TASK GOAL: Could you give the data below again, exactly and completely?
═════ ENTRIES SUPPLIED ═════
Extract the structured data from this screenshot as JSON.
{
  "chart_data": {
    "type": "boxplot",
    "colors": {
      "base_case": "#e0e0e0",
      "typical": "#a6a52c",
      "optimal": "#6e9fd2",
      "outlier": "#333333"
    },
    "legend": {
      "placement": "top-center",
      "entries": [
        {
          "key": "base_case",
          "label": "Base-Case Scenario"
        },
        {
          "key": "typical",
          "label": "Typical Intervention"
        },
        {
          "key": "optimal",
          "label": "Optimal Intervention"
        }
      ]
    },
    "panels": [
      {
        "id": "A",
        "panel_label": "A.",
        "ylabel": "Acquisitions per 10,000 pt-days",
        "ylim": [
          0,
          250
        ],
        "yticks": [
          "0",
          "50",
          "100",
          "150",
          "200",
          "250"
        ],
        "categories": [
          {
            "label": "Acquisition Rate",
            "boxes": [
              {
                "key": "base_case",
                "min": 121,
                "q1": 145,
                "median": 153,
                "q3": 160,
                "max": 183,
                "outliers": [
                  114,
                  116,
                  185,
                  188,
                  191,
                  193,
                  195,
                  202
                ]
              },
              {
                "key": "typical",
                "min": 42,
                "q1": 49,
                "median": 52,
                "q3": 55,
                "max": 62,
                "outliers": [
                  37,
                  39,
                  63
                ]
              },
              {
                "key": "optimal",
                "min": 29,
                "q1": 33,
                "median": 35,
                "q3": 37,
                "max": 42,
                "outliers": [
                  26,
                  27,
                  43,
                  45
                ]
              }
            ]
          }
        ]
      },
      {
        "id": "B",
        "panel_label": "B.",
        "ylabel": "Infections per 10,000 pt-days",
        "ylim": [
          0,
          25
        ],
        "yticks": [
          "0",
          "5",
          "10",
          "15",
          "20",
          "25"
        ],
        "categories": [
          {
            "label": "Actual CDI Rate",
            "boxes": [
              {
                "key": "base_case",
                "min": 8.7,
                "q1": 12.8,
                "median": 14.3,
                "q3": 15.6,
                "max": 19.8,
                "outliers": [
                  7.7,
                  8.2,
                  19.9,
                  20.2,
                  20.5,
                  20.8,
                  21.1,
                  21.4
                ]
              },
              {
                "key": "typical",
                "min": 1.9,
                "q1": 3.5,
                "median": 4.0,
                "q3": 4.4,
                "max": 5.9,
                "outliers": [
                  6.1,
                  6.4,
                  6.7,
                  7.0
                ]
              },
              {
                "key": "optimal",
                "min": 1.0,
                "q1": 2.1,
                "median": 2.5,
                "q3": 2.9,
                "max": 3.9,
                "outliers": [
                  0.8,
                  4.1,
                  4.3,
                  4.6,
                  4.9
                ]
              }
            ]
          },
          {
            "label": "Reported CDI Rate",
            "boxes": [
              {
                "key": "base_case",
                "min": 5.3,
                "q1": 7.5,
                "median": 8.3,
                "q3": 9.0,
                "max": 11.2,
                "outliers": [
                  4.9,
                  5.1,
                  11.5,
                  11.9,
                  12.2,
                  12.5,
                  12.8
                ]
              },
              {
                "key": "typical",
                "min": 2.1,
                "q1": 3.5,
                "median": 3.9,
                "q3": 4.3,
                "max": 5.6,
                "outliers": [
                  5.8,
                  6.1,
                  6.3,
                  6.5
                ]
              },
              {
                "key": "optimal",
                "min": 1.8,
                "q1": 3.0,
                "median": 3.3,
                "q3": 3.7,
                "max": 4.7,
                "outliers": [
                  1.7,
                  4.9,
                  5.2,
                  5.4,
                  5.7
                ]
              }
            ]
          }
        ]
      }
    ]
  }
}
═════
COMPLETED EXERCISE:
Extract the structured data from this screenshot as JSON.
{
  "chart_data": {
    "type": "boxplot",
    "colors": {
      "base_case": "#e0e0e0",
      "typical": "#a6a52c",
      "optimal": "#6e9fd2",
      "outlier": "#333333"
    },
    "legend": {
      "placement": "top-center",
      "entries": [
        {
          "key": "base_case",
          "label": "Base-Case Scenario"
        },
        {
          "key": "typical",
          "label": "Typical Intervention"
        },
        {
          "key": "optimal",
          "label": "Optimal Intervention"
        }
      ]
    },
    "panels": [
      {
        "id": "A",
        "panel_label": "A.",
        "ylabel": "Acquisitions per 10,000 pt-days",
        "ylim": [
          0,
          250
        ],
        "yticks": [
          "0",
          "50",
          "100",
          "150",
          "200",
          "250"
        ],
        "categories": [
          {
            "label": "Acquisition Rate",
            "boxes": [
              {
                "key": "base_case",
                "min": 121,
                "q1": 145,
                "median": 153,
                "q3": 160,
                "max": 183,
                "outliers": [
                  114,
                  116,
                  185,
                  188,
                  191,
                  193,
                  195,
                  202
                ]
              },
              {
                "key": "typical",
                "min": 42,
                "q1": 49,
                "median": 52,
                "q3": 55,
                "max": 62,
                "outliers": [
                  37,
                  39,
                  63
                ]
              },
              {
                "key": "optimal",
                "min": 29,
                "q1": 33,
                "median": 35,
                "q3": 37,
                "max": 42,
                "outliers": [
                  26,
                  27,
                  43,
                  45
                ]
              }
            ]
          }
        ]
      },
      {
        "id": "B",
        "panel_label": "B.",
        "ylabel": "Infections per 10,000 pt-days",
        "ylim": [
          0,
          25
        ],
        "yticks": [
          "0",
          "5",
          "10",
          "15",
          "20",
          "25"
        ],
        "categories": [
          {
            "label": "Actual CDI Rate",
            "boxes": [
              {
                "key": "base_case",
                "min": 8.7,
                "q1": 12.8,
                "median": 14.3,
                "q3": 15.6,
                "max": 19.8,
                "outliers": [
                  7.7,
                  8.2,
                  19.9,
                  20.2,
                  20.5,
                  20.8,
                  21.1,
                  21.4
                ]
              },
              {
                "key": "typical",
                "min": 1.9,
                "q1": 3.5,
                "median": 4.0,
                "q3": 4.4,
                "max": 5.9,
                "outliers": [
                  6.1,
                  6.4,
                  6.7,
                  7.0
                ]
              },
              {
                "key": "optimal",
                "min": 1.0,
                "q1": 2.1,
                "median": 2.5,
                "q3": 2.9,
                "max": 3.9,
                "outliers": [
                  0.8,
                  4.1,
                  4.3,
                  4.6,
                  4.9
                ]
              }
            ]
          },
          {
            "label": "Reported CDI Rate",
            "boxes": [
              {
                "key": "base_case",
                "min": 5.3,
                "q1": 7.5,
                "median": 8.3,
                "q3": 9.0,
                "max": 11.2,
                "outliers": [
                  4.9,
                  5.1,
                  11.5,
                  11.9,
                  12.2,
                  12.5,
                  12.8
                ]
              },
              {
                "key": "typical",
                "min": 2.1,
                "q1": 3.5,
                "median": 3.9,
                "q3": 4.3,
                "max": 5.6,
                "outliers": [
                  5.8,
                  6.1,
                  6.3,
                  6.5
                ]
              },
              {
                "key": "optimal",
                "min": 1.8,
                "q1": 3.0,
                "median": 3.3,
                "q3": 3.7,
                "max": 4.7,
                "outliers": [
                  1.7,
                  4.9,
                  5.2,
                  5.4,
                  5.7
                ]
              }
            ]
          }
        ]
      }
    ]
  }
}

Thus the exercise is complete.